#### EXERCISE TASK
Reproduce the items below word for word, from their first line through the line that contains "- x-tick-label: Capital: [910, 342, 965, 363]", including that line.

#### PROVIDED ENTRIES
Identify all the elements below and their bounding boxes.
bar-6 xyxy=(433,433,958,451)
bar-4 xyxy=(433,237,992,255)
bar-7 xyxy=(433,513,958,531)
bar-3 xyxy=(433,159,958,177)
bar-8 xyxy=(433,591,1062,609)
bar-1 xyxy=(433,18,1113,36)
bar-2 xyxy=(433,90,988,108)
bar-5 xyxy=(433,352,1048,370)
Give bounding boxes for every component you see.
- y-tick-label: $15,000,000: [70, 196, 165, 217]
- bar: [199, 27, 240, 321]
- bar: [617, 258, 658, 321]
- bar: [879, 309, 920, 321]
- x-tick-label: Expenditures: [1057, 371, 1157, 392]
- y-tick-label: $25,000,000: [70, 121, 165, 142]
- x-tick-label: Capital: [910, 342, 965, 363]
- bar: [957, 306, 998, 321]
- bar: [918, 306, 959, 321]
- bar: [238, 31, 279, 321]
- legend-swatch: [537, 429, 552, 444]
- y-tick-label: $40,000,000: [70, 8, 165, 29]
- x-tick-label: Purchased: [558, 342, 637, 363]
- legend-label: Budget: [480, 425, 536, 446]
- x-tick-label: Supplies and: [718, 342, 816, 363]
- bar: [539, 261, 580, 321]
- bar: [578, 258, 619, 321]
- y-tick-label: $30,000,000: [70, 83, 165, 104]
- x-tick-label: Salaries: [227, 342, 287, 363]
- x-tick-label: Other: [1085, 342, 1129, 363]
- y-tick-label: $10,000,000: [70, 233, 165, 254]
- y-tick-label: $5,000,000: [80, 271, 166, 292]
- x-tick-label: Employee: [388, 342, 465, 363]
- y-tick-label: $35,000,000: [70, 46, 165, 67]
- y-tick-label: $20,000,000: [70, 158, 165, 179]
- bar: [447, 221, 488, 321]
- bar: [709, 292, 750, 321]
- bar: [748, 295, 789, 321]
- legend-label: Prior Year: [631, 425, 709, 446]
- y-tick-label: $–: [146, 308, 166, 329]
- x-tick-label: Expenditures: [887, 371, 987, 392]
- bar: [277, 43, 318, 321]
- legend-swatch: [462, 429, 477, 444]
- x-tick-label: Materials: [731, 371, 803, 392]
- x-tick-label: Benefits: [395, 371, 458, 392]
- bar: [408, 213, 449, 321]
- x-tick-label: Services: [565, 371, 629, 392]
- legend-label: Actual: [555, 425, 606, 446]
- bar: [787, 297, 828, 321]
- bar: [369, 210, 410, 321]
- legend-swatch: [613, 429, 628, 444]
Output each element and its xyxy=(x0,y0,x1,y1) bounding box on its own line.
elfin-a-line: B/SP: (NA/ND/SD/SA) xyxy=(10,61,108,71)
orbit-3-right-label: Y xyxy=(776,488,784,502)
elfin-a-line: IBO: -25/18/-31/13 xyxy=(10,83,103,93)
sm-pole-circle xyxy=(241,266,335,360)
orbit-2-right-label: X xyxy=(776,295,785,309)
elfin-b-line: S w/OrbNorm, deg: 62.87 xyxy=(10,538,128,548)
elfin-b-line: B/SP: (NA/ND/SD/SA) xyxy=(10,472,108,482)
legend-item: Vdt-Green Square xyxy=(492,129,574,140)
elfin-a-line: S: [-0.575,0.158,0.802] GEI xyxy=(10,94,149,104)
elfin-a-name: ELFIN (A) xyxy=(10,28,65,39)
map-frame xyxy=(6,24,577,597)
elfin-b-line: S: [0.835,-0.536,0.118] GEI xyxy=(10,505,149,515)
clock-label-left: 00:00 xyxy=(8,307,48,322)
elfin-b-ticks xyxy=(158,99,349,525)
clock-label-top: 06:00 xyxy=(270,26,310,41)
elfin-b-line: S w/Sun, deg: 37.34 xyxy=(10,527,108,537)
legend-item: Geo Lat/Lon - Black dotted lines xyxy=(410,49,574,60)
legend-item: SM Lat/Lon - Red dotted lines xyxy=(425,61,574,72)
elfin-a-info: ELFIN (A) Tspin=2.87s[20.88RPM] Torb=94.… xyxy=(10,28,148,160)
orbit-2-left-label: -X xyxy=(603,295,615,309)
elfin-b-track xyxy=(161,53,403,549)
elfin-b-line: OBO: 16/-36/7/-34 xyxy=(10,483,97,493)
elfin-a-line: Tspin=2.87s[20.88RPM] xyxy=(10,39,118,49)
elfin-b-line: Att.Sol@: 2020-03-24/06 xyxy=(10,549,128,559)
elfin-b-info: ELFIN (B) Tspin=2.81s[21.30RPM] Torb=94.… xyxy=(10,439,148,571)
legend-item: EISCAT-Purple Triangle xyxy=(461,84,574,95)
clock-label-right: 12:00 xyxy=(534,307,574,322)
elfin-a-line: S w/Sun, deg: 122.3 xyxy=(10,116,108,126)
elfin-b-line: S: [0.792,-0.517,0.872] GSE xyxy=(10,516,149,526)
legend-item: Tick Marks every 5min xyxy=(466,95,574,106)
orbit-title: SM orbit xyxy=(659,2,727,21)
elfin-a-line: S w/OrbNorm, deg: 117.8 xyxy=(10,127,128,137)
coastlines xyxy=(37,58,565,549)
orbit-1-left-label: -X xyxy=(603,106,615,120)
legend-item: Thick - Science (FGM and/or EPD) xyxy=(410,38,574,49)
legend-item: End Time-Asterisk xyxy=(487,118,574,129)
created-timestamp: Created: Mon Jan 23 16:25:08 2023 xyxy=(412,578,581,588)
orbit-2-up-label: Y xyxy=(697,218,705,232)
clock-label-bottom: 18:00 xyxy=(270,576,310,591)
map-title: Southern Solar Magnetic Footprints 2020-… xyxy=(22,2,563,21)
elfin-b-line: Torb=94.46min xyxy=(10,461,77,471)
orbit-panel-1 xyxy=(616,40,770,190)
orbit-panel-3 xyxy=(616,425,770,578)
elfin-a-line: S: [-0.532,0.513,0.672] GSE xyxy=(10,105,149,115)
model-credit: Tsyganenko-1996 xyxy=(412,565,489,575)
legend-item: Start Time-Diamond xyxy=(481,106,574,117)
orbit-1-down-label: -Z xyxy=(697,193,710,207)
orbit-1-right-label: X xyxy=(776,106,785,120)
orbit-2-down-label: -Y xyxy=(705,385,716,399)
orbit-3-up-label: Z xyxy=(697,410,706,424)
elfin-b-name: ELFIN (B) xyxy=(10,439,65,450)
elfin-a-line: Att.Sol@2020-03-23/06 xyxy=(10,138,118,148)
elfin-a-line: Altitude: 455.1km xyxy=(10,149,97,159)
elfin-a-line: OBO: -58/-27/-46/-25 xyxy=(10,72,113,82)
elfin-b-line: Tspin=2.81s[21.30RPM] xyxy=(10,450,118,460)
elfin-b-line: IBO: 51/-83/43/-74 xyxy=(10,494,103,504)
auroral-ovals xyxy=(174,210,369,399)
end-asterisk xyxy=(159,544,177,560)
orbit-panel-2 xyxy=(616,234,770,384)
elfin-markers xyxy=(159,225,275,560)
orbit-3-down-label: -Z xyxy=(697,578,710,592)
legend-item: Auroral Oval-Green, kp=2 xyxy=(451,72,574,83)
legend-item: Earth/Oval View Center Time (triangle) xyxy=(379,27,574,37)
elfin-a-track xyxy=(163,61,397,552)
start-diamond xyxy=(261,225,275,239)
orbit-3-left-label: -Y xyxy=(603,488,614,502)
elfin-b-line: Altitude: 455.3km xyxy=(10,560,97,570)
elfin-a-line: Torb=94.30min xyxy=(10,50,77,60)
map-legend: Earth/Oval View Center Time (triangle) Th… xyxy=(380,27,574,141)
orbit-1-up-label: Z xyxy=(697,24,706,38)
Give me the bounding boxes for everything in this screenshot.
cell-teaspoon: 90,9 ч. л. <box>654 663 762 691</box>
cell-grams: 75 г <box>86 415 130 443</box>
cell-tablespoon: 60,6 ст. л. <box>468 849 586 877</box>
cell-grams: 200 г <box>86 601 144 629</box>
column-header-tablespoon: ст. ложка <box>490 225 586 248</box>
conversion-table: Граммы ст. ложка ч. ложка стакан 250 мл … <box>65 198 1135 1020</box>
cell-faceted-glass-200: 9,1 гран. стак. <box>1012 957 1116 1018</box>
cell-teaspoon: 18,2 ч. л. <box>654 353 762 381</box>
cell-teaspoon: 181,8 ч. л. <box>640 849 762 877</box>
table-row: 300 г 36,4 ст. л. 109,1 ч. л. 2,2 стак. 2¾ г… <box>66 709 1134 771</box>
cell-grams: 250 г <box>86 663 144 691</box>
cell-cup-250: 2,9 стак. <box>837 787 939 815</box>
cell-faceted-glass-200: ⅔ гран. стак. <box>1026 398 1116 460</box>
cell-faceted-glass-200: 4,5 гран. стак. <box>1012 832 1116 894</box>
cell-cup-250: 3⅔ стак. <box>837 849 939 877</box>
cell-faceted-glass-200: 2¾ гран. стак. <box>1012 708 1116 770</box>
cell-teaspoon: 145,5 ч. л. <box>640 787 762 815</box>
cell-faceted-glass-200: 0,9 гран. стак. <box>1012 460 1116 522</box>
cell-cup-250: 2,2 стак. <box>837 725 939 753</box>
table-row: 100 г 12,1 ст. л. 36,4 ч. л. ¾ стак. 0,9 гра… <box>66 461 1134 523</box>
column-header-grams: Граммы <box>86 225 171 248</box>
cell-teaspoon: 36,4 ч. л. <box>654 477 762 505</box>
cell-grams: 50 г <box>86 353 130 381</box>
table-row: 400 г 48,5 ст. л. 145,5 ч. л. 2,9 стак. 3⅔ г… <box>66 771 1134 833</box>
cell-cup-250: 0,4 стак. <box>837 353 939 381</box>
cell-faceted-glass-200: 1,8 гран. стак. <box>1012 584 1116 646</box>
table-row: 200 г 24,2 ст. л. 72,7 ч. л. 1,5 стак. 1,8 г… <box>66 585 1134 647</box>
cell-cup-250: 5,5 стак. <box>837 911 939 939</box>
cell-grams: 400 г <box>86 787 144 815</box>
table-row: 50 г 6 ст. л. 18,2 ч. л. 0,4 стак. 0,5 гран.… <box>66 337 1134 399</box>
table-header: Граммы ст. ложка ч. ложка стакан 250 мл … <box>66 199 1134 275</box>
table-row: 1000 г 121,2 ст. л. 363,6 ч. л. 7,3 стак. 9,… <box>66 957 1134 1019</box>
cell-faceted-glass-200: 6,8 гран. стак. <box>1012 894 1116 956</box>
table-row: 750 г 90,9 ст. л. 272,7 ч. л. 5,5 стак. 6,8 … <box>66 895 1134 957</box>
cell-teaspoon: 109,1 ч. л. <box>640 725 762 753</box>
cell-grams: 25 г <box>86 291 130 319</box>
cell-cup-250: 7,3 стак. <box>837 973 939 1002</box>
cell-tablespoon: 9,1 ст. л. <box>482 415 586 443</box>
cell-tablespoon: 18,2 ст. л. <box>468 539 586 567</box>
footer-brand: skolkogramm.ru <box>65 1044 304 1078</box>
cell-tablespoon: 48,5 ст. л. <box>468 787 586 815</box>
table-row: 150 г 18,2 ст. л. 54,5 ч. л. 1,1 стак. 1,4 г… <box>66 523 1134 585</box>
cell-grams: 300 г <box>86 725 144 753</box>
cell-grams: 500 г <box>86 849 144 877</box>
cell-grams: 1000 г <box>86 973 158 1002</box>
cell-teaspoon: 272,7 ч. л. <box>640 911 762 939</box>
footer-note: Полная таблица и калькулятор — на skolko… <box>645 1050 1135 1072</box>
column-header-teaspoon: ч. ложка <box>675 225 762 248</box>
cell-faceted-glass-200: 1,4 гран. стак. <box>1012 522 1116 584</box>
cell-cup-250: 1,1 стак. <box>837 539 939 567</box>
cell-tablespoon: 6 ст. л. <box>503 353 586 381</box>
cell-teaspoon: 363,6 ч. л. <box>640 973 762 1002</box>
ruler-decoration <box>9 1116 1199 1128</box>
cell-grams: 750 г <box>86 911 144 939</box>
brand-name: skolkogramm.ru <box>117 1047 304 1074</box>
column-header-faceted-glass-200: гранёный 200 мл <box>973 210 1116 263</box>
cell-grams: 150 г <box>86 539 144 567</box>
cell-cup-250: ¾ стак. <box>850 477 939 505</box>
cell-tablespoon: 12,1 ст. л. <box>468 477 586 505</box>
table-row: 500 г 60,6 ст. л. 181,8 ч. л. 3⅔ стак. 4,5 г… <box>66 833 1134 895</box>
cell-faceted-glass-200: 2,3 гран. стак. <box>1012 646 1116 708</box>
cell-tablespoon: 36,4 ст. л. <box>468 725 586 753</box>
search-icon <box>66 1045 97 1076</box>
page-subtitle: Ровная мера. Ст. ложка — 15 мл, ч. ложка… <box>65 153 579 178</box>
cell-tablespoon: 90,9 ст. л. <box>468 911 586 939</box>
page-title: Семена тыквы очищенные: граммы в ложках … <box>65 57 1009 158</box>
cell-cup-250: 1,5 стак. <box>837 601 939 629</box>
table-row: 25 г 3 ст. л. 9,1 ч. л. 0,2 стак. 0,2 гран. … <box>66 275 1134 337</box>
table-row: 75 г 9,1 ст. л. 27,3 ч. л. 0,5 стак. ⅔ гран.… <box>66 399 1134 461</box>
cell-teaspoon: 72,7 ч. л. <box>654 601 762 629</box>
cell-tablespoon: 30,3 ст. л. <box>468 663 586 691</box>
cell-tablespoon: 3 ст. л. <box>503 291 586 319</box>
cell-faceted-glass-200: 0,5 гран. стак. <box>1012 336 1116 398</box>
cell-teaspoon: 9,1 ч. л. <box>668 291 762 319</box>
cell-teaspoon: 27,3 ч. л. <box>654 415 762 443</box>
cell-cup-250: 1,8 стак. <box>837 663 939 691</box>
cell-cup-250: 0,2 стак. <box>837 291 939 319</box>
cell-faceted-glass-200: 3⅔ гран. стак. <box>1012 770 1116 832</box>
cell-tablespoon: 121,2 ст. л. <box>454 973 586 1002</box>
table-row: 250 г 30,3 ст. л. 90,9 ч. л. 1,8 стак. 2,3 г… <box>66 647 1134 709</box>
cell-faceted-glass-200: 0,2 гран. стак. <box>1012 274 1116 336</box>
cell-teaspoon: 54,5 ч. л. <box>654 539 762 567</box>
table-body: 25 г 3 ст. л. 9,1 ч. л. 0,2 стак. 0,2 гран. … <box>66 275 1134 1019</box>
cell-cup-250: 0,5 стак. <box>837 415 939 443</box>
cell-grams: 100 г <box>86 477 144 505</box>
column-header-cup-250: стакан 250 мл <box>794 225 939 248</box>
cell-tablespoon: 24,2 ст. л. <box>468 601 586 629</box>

#### RESPONSE FOR THIS EXERCISE
Identify all the elements below and their bounding boxes.
bar-6 xyxy=(433,433,958,451)
bar-4 xyxy=(433,237,992,255)
bar-7 xyxy=(433,513,958,531)
bar-3 xyxy=(433,159,958,177)
bar-8 xyxy=(433,591,1062,609)
bar-1 xyxy=(433,18,1113,36)
bar-2 xyxy=(433,90,988,108)
bar-5 xyxy=(433,352,1048,370)
Give bounding boxes for every component you see.
- y-tick-label: $15,000,000: [70, 196, 165, 217]
- bar: [199, 27, 240, 321]
- bar: [617, 258, 658, 321]
- bar: [879, 309, 920, 321]
- x-tick-label: Expenditures: [1057, 371, 1157, 392]
- y-tick-label: $25,000,000: [70, 121, 165, 142]
- x-tick-label: Capital: [910, 342, 965, 363]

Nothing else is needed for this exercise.